**Problem**: Keep each line of the material that includes "color", and leave out the rest.

**Information**:
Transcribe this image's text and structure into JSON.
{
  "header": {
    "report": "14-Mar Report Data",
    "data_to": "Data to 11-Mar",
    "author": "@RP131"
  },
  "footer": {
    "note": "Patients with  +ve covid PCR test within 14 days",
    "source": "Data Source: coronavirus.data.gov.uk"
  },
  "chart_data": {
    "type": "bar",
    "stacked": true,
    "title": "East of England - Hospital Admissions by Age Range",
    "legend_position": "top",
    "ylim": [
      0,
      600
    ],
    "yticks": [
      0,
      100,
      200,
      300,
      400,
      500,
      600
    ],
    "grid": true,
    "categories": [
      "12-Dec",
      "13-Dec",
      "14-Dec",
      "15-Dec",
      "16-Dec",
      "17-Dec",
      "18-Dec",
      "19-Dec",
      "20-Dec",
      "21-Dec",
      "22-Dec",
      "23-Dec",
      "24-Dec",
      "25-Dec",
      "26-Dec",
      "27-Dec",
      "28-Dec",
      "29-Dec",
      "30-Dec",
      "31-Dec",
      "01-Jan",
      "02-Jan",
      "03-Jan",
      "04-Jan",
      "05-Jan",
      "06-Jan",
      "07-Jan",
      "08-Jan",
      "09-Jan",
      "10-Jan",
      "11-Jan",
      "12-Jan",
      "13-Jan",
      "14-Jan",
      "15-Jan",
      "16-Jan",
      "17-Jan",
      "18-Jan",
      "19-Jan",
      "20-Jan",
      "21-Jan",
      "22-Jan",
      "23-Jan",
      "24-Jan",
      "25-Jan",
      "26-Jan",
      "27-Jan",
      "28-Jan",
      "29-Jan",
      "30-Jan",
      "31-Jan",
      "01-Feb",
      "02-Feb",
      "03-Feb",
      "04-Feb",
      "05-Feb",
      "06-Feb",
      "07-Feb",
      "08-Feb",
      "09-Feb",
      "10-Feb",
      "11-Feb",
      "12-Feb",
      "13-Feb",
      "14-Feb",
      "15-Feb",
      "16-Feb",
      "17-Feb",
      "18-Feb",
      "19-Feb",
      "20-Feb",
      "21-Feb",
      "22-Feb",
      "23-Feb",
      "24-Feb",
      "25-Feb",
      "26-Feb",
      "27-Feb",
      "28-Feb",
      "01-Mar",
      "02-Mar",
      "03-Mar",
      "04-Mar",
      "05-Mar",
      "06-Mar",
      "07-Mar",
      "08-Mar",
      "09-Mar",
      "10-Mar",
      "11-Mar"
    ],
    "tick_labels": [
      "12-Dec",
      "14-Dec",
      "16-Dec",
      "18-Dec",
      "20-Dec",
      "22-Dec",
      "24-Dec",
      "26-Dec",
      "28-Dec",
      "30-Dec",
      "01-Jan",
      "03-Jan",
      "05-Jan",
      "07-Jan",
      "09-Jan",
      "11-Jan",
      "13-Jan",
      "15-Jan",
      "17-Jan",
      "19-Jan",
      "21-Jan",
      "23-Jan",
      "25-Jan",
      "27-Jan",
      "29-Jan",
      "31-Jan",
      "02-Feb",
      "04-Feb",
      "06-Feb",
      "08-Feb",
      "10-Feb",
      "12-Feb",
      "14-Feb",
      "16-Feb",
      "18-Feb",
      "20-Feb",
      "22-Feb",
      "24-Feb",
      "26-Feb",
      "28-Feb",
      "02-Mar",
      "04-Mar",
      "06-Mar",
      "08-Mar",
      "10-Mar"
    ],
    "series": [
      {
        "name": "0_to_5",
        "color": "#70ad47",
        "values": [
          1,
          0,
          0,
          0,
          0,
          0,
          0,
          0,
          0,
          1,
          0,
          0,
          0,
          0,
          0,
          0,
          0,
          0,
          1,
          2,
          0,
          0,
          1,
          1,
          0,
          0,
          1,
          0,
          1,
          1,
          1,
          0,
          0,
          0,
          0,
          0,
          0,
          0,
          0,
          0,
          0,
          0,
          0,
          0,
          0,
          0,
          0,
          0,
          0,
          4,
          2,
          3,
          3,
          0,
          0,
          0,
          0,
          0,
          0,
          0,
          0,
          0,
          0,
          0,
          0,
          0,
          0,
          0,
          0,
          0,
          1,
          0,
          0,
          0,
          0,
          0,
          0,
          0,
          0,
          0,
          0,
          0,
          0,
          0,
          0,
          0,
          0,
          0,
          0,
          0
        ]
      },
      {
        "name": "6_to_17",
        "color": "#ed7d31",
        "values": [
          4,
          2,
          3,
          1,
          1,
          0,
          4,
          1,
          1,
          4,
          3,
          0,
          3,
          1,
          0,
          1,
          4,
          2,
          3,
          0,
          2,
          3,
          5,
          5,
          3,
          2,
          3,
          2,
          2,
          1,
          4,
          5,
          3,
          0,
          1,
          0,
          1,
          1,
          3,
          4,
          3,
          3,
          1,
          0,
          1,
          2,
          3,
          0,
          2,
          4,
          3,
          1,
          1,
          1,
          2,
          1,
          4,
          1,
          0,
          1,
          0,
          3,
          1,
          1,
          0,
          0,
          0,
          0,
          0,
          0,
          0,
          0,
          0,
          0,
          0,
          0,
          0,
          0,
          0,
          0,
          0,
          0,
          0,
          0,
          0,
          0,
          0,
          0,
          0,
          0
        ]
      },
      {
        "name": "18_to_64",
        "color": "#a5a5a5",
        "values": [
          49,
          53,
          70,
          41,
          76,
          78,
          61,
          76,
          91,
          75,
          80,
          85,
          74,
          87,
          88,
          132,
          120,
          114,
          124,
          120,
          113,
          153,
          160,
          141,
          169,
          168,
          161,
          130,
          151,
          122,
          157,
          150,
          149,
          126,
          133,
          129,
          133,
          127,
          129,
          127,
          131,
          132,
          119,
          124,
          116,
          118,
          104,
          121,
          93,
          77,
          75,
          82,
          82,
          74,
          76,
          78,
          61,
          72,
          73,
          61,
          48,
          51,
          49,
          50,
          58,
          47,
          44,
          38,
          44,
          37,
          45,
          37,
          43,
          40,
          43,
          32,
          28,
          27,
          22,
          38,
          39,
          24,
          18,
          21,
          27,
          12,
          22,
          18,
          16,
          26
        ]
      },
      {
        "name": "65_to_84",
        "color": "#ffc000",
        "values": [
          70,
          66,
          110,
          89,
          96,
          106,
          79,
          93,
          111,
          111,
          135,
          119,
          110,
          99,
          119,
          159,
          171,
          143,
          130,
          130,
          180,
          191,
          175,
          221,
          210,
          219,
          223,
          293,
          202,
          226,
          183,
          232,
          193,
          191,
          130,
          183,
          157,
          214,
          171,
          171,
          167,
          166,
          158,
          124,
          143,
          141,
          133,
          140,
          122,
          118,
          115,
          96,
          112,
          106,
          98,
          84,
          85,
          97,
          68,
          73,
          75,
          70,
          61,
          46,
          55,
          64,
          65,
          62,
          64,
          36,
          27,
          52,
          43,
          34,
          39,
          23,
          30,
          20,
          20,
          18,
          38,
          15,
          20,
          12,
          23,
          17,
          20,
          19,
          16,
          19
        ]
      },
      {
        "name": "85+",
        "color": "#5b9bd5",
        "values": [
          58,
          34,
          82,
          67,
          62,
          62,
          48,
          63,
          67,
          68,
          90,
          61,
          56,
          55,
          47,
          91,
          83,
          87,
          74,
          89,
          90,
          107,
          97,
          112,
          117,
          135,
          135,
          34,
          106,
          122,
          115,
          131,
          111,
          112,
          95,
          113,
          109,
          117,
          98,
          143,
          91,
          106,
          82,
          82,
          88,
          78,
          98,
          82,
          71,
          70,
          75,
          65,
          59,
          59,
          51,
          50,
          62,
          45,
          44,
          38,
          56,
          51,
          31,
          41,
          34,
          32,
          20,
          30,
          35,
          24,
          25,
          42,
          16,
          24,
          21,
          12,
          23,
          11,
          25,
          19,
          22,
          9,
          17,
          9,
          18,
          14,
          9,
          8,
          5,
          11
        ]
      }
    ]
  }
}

**Exercise answer**:
        "color": "#70ad47",
        "color": "#ed7d31",
        "color": "#a5a5a5",
        "color": "#ffc000",
        "color": "#5b9bd5",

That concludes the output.